» **PARTS OF THE EXERCISE**
- a) List the three Shakespearean heroines whose tragedies the post about the play Noble Minds says it chronicles, each with the play she comes from.
- b) Write out the passage of the post about the play Noble Minds from "March 20, 2016" to "the coming weeks!", word for word.

NOBLE MINDS: The play and its purpose

March 20, 2016

 

My latest project, and my first piece of writing to be presented onstage - here's what it is and where it came from...Noble Minds - featuring Eliza Convis, Ava Lalezarzadeh, Luca Acero and I - will be coming to multiple different venues in the Inland Empire beginning this May; stay up to date with us Wall Climbers here in the coming weeks! 

 

#ClimbTheWall

 

Noble Minds is a kind of collaboration between William Shakespeare and I, which makes my skin all kinds of tingly. 

 

It chronicles the tragedies of three Shakespearean heroines - Ophelia, of Hamlet (Eliza Convis) Lavinia, of Titus Andronicus (Ava Lalezarzadeh) and Cordelia, of King Lear (Madeline Wall). Each girl steps into and recedes from the spotlight in turn, telling her story in her own words and then morphing into the supporting players in the other two's stories when her time has expired. The young women of today grapple with the tragedies of yesterday, and they enlist one boy (Luca Acero) to grapple alongside them, to listen to the musings and the questions that their narratives neglected in favor of violence and decay. "Where," the play asks, as the women's voices threaten to evanesce, "do all these noble minds go?"

 

So where did this come from? 

 

Last summer, I attended a workshop at the New Swan Shakespeare Festival on the campus of the University of California - Irvine, and I did an acting exercise opposite a 70-year-old man. We stood a few feet from each other and spoke a single line back and forth: "Peace, Kent," we said. "Come not between the dragon and his wrath." It's a quote from King Lear. 

 

"Peace, Kent," we said. "Come not between the dragon and his wrath." 

 

The line can be seething, or noxious, or thunderous, or all of the aforementioned, but in any case, it is a silencing remark, dripping with power. It is spoken by the title character - the iconic King Lear, England's aging despot, the organ beneath his thinning white hair steadily disintegrating, but the scepter of his sovereignty still holding all in thrall. This is a role that the fellow opposite me could probably glide into, given the resonance of his gravelly voice, the stateliness of his stature, his age, his gender. It was his type of role.

» **RECORD EXCERPTS**
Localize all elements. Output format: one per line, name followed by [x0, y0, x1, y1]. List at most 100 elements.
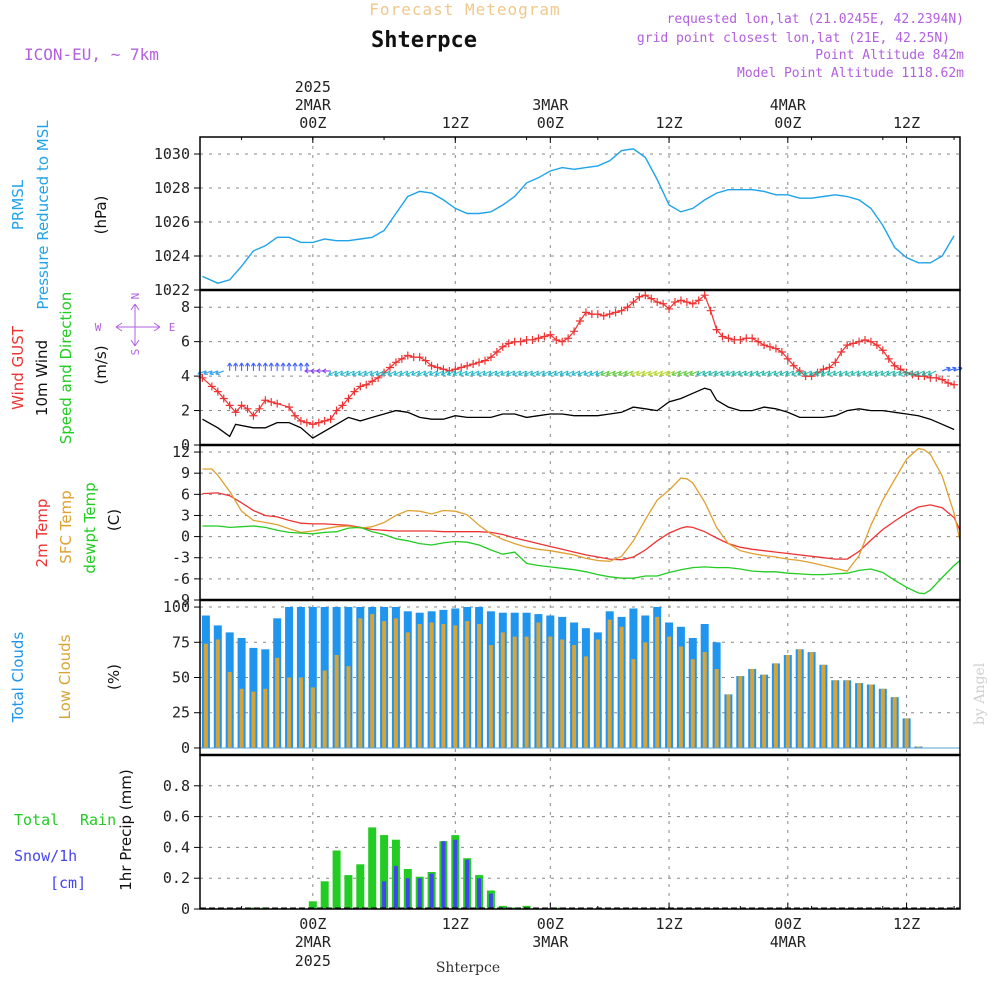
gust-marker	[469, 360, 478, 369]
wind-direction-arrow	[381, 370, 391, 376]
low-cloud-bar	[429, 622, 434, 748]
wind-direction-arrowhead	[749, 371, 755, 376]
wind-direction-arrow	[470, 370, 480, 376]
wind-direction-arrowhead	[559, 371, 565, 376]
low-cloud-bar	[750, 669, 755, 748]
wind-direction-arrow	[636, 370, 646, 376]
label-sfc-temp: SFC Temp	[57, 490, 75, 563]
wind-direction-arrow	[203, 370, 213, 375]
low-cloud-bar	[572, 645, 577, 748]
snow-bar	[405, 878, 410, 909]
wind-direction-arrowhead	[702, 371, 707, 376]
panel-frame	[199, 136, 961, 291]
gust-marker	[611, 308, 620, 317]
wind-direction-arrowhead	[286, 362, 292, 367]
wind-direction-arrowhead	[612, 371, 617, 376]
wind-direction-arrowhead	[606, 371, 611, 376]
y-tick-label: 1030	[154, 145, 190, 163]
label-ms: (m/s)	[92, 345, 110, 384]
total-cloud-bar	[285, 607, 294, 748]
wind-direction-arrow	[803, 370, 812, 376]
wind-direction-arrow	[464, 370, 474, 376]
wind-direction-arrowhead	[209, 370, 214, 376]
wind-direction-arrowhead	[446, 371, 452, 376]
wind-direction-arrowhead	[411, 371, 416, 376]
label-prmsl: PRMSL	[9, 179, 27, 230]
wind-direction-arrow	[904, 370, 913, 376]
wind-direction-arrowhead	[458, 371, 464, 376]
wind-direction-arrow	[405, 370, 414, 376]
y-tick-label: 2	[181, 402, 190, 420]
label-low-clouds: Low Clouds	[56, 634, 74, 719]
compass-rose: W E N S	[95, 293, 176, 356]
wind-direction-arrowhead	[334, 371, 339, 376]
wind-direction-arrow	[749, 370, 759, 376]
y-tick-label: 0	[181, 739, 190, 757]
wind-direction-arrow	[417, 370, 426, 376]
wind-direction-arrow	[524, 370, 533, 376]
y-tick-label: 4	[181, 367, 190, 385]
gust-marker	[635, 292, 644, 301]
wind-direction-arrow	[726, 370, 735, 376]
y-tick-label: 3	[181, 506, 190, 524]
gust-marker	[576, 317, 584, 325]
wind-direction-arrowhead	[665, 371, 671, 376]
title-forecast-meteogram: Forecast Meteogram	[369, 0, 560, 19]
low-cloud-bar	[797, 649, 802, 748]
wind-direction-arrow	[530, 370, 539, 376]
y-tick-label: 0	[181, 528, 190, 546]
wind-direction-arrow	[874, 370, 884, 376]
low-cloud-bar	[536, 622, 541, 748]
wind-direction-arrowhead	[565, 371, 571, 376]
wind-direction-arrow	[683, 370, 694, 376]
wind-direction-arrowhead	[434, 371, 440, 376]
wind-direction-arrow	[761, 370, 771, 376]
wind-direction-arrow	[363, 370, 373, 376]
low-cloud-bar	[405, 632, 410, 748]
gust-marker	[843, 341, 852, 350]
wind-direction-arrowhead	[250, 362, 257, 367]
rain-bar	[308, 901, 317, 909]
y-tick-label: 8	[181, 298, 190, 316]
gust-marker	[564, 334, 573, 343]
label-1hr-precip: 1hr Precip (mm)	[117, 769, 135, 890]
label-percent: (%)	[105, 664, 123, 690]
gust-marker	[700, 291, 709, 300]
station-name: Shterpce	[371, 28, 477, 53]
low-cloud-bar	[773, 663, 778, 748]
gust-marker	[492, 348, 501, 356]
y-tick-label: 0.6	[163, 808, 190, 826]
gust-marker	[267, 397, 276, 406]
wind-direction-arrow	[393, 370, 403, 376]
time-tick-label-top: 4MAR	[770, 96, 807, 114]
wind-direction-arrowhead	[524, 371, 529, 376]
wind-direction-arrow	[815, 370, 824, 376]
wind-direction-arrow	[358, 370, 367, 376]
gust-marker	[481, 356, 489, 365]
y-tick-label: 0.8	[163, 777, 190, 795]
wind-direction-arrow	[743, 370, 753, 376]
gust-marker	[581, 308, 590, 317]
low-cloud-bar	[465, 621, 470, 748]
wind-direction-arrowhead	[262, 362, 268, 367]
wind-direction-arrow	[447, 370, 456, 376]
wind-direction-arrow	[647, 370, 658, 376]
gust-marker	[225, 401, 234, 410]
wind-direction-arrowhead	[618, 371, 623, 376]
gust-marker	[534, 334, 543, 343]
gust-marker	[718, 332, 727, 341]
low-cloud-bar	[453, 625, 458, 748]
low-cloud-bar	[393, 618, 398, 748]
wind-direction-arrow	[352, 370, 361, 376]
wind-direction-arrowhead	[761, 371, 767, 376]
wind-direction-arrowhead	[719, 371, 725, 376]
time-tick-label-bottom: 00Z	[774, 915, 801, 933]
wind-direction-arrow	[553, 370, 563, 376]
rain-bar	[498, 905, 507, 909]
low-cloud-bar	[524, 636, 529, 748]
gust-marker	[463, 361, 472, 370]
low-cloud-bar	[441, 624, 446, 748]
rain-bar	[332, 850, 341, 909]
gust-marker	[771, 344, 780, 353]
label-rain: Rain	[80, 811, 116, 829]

» **RESULTS FOR THE EXERCISE**
- a)
Ophelia, of Hamlet
Lavinia, of Titus Andronicus
Cordelia, of King Lear

- b)
March 20, 2016

 

My latest project, and my first piece of writing to be presented onstage - here's what it is and where it came from...Noble Minds - featuring Eliza Convis, Ava Lalezarzadeh, Luca Acero and I - will be coming to multiple different venues in the Inland Empire beginning this May; stay up to date with us Wall Climbers here in the coming weeks!